*INSTRUCTIONS FOR THE TASK*:
Bring together all lines of the material below that contain the string "processes".

*RECORDS FOR THE EXERCISE*:

================================

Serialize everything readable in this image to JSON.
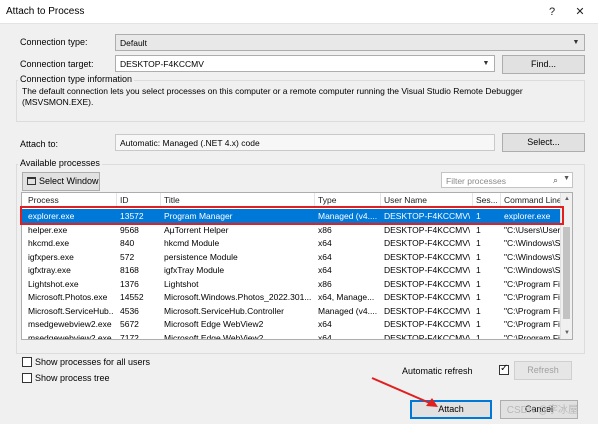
{
  "window": {
    "title": "Attach to Process",
    "help_glyph": "?",
    "close_glyph": "✕"
  },
  "connection": {
    "type_label": "Connection type:",
    "type_value": "Default",
    "target_label": "Connection target:",
    "target_value": "DESKTOP-F4KCCMV",
    "find_label": "Find..."
  },
  "info": {
    "title": "Connection type information",
    "text": "The default connection lets you select processes on this computer or a remote computer running the Visual Studio Remote Debugger (MSVSMON.EXE)."
  },
  "attach_to": {
    "label": "Attach to:",
    "value": "Automatic: Managed (.NET 4.x) code",
    "select_label": "Select..."
  },
  "processes": {
    "title": "Available processes",
    "select_window_label": "Select Window",
    "filter_placeholder": "Filter processes",
    "columns": [
      "Process",
      "ID",
      "Title",
      "Type",
      "User Name",
      "Ses...",
      "Command Line"
    ],
    "rows": [
      [
        "explorer.exe",
        "13572",
        "Program Manager",
        "Managed (v4....",
        "DESKTOP-F4KCCMV\\...",
        "1",
        "explorer.exe"
      ],
      [
        "helper.exe",
        "9568",
        "AµTorrent Helper",
        "x86",
        "DESKTOP-F4KCCMV\\...",
        "1",
        "\"C:\\Users\\User"
      ],
      [
        "hkcmd.exe",
        "840",
        "hkcmd Module",
        "x64",
        "DESKTOP-F4KCCMV\\...",
        "1",
        "\"C:\\Windows\\S"
      ],
      [
        "igfxpers.exe",
        "572",
        "persistence Module",
        "x64",
        "DESKTOP-F4KCCMV\\...",
        "1",
        "\"C:\\Windows\\S"
      ],
      [
        "igfxtray.exe",
        "8168",
        "igfxTray Module",
        "x64",
        "DESKTOP-F4KCCMV\\...",
        "1",
        "\"C:\\Windows\\S"
      ],
      [
        "Lightshot.exe",
        "1376",
        "Lightshot",
        "x86",
        "DESKTOP-F4KCCMV\\...",
        "1",
        "\"C:\\Program Fi"
      ],
      [
        "Microsoft.Photos.exe",
        "14552",
        "Microsoft.Windows.Photos_2022.301...",
        "x64, Manage...",
        "DESKTOP-F4KCCMV\\...",
        "1",
        "\"C:\\Program Fi"
      ],
      [
        "Microsoft.ServiceHub...",
        "4536",
        "Microsoft.ServiceHub.Controller",
        "Managed (v4....",
        "DESKTOP-F4KCCMV\\...",
        "1",
        "\"C:\\Program Fi"
      ],
      [
        "msedgewebview2.exe",
        "5672",
        "Microsoft Edge WebView2",
        "x64",
        "DESKTOP-F4KCCMV\\...",
        "1",
        "\"C:\\Program Fi"
      ],
      [
        "msedgewebview2.exe",
        "7172",
        "Microsoft Edge WebView2",
        "x64",
        "DESKTOP-F4KCCMV\\...",
        "1",
        "\"C:\\Program Fi"
      ]
    ],
    "selected_row": 0
  },
  "options": {
    "show_all_users": "Show processes for all users",
    "show_tree": "Show process tree",
    "auto_refresh": "Automatic refresh",
    "refresh_label": "Refresh"
  },
  "footer": {
    "attach_label": "Attach",
    "cancel_label": "Cancel",
    "watermark": "CSDN @字冰屋"
  },
  "colors": {
    "selection": "#0078d7",
    "highlight_box": "#e02020",
    "arrow": "#e02020"
  }
}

================================

*TASK RESULT*:
    "text": "The default connection lets you select processes on this computer or a remote computer running the Visual Studio Remote Debugger (MSVSMON.EXE)."
  "processes": {
    "title": "Available processes",
    "filter_placeholder": "Filter processes",
    "show_all_users": "Show processes for all users",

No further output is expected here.